WRITTEN TASK ->
Go through the material and write it all out exactly, minus the pictures.

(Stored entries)
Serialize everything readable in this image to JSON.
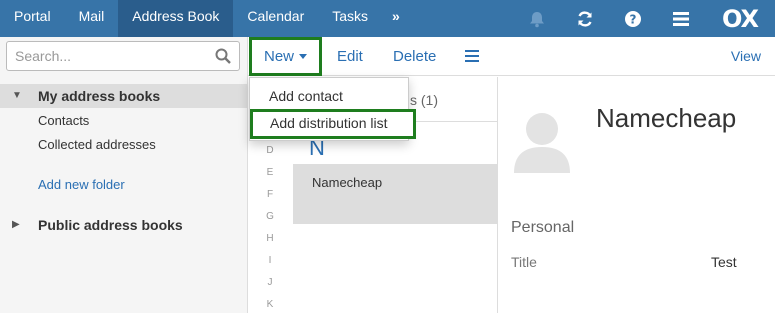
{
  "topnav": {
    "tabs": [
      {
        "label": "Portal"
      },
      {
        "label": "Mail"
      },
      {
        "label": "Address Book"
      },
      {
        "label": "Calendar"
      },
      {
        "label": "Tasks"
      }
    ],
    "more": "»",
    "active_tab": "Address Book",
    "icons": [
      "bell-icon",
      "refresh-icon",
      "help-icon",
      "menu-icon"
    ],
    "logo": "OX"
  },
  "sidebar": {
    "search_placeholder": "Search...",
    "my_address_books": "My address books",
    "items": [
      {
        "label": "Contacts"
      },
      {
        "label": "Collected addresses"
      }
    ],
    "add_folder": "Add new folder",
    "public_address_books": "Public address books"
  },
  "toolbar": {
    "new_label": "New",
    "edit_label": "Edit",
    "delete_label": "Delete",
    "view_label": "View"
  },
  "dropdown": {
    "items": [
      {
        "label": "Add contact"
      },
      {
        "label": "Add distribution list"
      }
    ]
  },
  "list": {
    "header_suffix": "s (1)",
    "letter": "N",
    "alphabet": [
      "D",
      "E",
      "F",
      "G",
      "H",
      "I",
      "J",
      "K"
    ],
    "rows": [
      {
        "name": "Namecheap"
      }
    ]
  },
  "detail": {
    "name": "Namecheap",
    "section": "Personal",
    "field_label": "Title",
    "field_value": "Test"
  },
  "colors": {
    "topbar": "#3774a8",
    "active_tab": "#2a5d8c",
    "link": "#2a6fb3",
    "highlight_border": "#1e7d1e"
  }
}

WRITTEN RESPONSE ->
Serialize everything readable in this image to JSON.
{
  "topnav": {
    "tabs": [
      {
        "label": "Portal"
      },
      {
        "label": "Mail"
      },
      {
        "label": "Address Book"
      },
      {
        "label": "Calendar"
      },
      {
        "label": "Tasks"
      }
    ],
    "more": "»",
    "active_tab": "Address Book",
    "icons": [
      "bell-icon",
      "refresh-icon",
      "help-icon",
      "menu-icon"
    ],
    "logo": "OX"
  },
  "sidebar": {
    "search_placeholder": "Search...",
    "my_address_books": "My address books",
    "items": [
      {
        "label": "Contacts"
      },
      {
        "label": "Collected addresses"
      }
    ],
    "add_folder": "Add new folder",
    "public_address_books": "Public address books"
  },
  "toolbar": {
    "new_label": "New",
    "edit_label": "Edit",
    "delete_label": "Delete",
    "view_label": "View"
  },
  "dropdown": {
    "items": [
      {
        "label": "Add contact"
      },
      {
        "label": "Add distribution list"
      }
    ]
  },
  "list": {
    "header_suffix": "s (1)",
    "letter": "N",
    "alphabet": [
      "D",
      "E",
      "F",
      "G",
      "H",
      "I",
      "J",
      "K"
    ],
    "rows": [
      {
        "name": "Namecheap"
      }
    ]
  },
  "detail": {
    "name": "Namecheap",
    "section": "Personal",
    "field_label": "Title",
    "field_value": "Test"
  },
  "colors": {
    "topbar": "#3774a8",
    "active_tab": "#2a5d8c",
    "link": "#2a6fb3",
    "highlight_border": "#1e7d1e"
  }
}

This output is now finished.